* Begin *

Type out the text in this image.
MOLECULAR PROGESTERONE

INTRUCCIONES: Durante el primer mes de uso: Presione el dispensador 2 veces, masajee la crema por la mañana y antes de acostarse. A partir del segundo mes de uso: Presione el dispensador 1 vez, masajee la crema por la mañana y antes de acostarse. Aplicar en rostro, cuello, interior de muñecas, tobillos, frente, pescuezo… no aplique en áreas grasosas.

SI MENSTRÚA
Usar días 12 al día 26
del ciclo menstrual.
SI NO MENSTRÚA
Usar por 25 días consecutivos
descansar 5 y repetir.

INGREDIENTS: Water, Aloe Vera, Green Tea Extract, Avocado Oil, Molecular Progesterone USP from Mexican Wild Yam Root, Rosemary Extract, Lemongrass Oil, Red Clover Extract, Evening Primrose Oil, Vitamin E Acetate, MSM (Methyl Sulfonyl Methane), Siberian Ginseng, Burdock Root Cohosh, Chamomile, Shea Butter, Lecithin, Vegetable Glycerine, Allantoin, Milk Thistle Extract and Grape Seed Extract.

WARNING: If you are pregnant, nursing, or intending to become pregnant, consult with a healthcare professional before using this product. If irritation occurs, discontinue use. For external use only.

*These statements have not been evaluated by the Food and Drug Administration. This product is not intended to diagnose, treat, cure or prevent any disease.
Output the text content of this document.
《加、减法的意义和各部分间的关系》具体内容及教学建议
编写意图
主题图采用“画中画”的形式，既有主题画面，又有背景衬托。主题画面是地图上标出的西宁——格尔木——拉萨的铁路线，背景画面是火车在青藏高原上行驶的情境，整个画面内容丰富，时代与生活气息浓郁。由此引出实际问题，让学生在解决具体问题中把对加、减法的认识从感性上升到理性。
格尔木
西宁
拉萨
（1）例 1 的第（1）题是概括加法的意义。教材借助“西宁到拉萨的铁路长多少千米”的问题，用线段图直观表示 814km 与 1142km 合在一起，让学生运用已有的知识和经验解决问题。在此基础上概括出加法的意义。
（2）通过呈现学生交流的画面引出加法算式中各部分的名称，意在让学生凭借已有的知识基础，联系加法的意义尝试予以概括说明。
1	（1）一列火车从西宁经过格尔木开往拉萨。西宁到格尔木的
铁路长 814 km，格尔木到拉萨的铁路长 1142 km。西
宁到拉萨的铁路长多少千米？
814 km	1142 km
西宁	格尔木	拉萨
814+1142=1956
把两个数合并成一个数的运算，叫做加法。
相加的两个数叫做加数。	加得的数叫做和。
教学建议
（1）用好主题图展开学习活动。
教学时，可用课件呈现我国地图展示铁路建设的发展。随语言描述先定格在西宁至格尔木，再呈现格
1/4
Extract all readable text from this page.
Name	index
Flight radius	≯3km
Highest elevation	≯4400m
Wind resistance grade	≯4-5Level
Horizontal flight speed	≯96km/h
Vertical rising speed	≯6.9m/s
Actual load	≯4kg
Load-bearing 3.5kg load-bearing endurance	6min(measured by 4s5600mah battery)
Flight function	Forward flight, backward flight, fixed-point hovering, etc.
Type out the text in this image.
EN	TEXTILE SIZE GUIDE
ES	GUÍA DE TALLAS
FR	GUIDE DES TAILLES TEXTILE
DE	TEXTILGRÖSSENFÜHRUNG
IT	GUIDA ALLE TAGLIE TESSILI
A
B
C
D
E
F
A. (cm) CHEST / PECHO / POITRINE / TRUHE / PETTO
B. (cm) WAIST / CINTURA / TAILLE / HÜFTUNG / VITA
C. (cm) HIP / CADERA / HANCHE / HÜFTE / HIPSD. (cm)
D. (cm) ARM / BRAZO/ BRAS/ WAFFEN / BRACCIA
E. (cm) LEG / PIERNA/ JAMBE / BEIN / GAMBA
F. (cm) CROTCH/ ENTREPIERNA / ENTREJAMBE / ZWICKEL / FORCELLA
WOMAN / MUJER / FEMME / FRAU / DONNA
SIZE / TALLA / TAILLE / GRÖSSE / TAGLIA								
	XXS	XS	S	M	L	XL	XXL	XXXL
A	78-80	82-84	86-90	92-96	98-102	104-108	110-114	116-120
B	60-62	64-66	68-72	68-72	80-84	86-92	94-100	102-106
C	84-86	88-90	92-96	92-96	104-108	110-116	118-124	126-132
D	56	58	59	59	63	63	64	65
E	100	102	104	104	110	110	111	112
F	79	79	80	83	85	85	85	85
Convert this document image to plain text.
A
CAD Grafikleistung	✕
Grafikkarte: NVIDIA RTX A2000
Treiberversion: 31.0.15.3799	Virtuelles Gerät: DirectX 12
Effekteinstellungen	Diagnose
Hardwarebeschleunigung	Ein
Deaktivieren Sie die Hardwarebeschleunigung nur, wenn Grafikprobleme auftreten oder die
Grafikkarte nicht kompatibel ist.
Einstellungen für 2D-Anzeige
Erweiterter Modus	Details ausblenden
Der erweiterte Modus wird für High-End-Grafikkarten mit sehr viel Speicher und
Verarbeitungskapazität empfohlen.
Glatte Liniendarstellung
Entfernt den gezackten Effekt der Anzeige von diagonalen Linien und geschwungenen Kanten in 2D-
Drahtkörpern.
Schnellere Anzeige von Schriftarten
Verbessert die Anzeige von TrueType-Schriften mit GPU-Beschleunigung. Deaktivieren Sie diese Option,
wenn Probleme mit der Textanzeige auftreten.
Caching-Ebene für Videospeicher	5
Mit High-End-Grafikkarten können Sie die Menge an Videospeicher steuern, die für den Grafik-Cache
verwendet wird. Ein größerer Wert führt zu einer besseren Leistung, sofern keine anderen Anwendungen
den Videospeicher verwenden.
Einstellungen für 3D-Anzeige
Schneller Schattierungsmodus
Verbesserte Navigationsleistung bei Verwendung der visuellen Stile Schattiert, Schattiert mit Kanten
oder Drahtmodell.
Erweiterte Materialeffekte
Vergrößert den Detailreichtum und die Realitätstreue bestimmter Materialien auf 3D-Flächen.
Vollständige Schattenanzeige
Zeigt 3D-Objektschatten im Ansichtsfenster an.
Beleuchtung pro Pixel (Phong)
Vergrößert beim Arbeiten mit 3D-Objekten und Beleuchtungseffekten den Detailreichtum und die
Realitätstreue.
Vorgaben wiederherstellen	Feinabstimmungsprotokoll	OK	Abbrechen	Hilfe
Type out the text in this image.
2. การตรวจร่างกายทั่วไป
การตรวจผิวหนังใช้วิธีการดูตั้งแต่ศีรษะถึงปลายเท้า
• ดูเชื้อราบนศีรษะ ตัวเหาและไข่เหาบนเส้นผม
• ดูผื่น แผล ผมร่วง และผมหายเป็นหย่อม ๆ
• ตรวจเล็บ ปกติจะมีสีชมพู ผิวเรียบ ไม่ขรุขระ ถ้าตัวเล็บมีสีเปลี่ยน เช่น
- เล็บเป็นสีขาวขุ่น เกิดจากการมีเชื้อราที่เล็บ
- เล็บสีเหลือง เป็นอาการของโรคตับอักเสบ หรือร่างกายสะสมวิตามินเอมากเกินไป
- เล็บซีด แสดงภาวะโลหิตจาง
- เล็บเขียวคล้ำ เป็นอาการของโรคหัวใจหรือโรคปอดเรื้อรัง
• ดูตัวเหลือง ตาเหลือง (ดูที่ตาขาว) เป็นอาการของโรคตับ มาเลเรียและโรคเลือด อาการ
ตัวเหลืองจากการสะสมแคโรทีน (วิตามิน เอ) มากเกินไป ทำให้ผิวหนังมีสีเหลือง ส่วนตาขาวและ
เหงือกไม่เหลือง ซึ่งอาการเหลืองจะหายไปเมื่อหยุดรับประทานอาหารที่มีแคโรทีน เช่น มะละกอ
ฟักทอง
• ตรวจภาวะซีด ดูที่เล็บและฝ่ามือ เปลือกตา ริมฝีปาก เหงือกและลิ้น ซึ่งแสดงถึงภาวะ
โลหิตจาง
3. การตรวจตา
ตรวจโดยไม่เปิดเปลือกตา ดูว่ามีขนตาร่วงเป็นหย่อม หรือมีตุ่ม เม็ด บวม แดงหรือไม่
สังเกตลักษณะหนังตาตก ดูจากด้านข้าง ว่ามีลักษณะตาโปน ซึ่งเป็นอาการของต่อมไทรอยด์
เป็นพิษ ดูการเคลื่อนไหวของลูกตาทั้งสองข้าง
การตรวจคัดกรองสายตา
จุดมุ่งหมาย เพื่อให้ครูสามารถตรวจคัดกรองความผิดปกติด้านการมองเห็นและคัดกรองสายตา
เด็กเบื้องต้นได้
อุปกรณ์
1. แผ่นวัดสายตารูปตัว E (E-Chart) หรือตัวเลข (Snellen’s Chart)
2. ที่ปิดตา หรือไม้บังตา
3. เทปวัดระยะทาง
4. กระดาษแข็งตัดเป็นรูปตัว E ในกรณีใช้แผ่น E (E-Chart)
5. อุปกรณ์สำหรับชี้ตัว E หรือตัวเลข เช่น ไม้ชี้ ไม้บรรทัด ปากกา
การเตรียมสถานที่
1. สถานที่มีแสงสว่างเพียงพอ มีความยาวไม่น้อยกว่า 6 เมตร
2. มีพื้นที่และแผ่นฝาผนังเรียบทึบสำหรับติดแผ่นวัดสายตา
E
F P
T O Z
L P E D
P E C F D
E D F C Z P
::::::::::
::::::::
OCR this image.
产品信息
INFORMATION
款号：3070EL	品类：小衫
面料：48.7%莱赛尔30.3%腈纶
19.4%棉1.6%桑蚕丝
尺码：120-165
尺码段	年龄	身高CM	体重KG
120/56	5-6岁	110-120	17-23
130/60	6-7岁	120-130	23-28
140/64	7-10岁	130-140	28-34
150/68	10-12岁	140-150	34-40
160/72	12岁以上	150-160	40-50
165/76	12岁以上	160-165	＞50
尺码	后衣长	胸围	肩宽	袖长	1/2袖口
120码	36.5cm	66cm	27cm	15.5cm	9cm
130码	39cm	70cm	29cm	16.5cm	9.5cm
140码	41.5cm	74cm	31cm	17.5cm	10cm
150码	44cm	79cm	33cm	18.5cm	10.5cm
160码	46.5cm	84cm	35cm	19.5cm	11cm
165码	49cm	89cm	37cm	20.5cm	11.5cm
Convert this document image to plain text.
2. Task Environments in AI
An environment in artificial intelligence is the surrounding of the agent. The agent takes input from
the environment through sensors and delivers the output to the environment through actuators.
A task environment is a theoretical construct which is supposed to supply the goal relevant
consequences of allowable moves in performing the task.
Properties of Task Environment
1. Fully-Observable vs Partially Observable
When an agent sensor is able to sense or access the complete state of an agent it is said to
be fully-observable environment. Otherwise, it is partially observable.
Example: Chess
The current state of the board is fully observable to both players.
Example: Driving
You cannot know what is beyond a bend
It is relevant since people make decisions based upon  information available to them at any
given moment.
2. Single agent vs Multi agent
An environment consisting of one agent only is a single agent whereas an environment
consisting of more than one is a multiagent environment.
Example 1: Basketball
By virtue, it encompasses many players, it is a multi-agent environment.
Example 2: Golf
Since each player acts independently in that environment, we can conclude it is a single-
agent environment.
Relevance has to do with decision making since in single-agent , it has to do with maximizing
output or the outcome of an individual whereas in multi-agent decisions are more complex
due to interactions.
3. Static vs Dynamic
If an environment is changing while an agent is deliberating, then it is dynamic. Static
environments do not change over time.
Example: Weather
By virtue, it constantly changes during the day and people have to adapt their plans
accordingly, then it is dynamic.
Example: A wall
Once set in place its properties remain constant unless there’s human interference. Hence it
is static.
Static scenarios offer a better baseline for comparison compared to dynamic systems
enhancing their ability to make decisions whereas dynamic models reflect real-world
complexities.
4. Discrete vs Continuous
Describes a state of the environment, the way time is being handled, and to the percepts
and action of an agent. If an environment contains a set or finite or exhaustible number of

* End *

Only lines with the word "have" are wanted, so copy each one from the records.

*These statements have not been evaluated by the Food and Drug Administration. This product is not intended to diagnose, treat, cure or prevent any disease.
By virtue, it constantly changes during the day and people have to adapt their plans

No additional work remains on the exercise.